Start

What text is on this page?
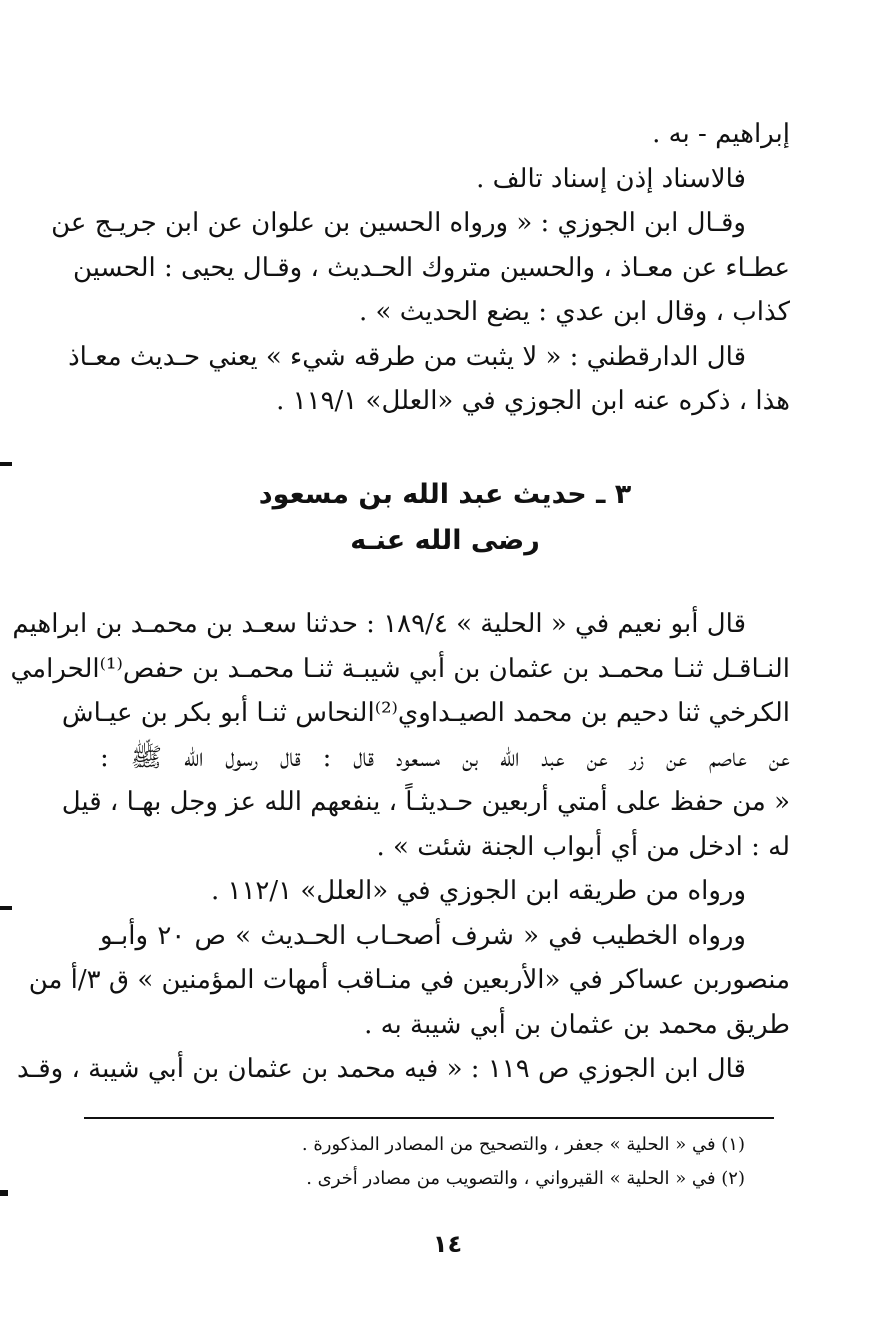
إبراهيم - به .
فالاسناد إذن إسناد تالف .
وقـال ابن الجوزي : « ورواه الحسين بن علوان عن ابن جريـج عن
عطـاء عن معـاذ ، والحسين متروك الحـديث ، وقـال يحيى : الحسين
كذاب ، وقال ابن عدي : يضع الحديث » .
قال الدارقطني : « لا يثبت من طرقه شيء » يعني حـديث معـاذ
هذا ، ذكره عنه ابن الجوزي في «العلل» ١١٩/١ .
٣ ـ حديث عبد الله بن مسعود
رضى الله عنـه
قال أبو نعيم في « الحلية » ١٨٩/٤ : حدثنا سعـد بن محمـد بن ابراهيم
النـاقـل ثنـا محمـد بن عثمان بن أبي شيبـة ثنـا محمـد بن حفص⁽¹⁾الحرامي
الكرخي ثنا دحيم بن محمد الصيـداوي⁽²⁾النحاس ثنـا أبو بكر بن عيـاش
عن عاصم عن زر عن عبد الله بن مسعود قال : قال رسول الله ﷺ :
« من حفظ على أمتي أربعين حـديثـاً ، ينفعهم الله عز وجل بهـا ، قيل
له : ادخل من أي أبواب الجنة شئت » .
ورواه من طريقه ابن الجوزي في «العلل» ١١٢/١ .
ورواه الخطيب في « شرف أصحـاب الحـديث » ص ٢٠ وأبـو
منصوربن عساكر في «الأربعين في منـاقب أمهات المؤمنين » ق ٣/أ من
طريق محمد بن عثمان بن أبي شيبة به .
قال ابن الجوزي ص ١١٩ : « فيه محمد بن عثمان بن أبي شيبة ، وقـد
(١) في « الحلية » جعفر ، والتصحيح من المصادر المذكورة .
(٢) في « الحلية » القيرواني ، والتصويب من مصادر أخرى .
١٤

End

- Goal
Go through the material line by line. Show each line that contains the string "شيبة".

- Result for this task
طريق محمد بن عثمان بن أبي شيبة به .
قال ابن الجوزي ص ١١٩ : « فيه محمد بن عثمان بن أبي شيبة ، وقـد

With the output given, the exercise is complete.